What the exercise asks: Search the data for the string "trop" and gather each line it is in.

───

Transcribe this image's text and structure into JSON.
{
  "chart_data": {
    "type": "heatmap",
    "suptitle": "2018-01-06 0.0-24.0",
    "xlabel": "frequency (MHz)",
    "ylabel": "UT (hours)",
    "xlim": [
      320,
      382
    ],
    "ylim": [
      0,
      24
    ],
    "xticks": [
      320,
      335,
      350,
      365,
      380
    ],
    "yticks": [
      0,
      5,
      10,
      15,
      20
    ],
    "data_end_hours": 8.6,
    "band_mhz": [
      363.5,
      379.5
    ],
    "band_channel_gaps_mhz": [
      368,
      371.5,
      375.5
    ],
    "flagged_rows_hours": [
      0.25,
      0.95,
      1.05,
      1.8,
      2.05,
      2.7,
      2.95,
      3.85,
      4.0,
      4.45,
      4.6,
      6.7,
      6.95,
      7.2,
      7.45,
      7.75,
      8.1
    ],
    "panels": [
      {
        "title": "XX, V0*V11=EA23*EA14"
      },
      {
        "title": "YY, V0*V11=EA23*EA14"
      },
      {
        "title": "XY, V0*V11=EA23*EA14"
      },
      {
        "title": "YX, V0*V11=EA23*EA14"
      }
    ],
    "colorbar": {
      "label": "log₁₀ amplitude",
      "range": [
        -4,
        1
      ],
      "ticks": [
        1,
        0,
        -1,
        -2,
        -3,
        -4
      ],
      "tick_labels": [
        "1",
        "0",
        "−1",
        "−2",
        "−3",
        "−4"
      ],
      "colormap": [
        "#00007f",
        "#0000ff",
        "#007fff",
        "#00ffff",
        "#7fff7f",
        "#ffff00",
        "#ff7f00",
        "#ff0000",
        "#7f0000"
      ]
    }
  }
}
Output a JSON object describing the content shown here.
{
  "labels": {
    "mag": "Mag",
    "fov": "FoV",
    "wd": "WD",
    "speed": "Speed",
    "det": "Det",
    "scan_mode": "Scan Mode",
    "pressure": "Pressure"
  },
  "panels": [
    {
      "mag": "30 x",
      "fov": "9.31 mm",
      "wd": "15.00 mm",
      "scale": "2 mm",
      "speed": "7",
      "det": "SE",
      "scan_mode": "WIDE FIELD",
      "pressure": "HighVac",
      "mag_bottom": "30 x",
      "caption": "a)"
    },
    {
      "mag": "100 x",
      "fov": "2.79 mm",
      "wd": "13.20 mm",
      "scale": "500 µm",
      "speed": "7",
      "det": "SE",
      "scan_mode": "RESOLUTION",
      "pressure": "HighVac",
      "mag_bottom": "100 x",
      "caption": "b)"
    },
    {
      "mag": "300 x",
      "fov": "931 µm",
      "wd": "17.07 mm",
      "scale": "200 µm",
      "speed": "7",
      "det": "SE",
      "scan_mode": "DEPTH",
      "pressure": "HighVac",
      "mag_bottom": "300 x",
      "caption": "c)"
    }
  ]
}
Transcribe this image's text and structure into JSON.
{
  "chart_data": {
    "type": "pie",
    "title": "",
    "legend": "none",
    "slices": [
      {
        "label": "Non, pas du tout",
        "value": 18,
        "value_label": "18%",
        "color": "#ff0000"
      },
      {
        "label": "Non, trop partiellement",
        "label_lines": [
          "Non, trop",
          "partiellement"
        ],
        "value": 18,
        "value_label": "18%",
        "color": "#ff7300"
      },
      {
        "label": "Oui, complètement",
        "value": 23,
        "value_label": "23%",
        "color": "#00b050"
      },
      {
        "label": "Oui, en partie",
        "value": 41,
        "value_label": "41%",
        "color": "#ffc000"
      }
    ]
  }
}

───

Output of the exercise:
        "label": "Non, trop partiellement",
          "Non, trop",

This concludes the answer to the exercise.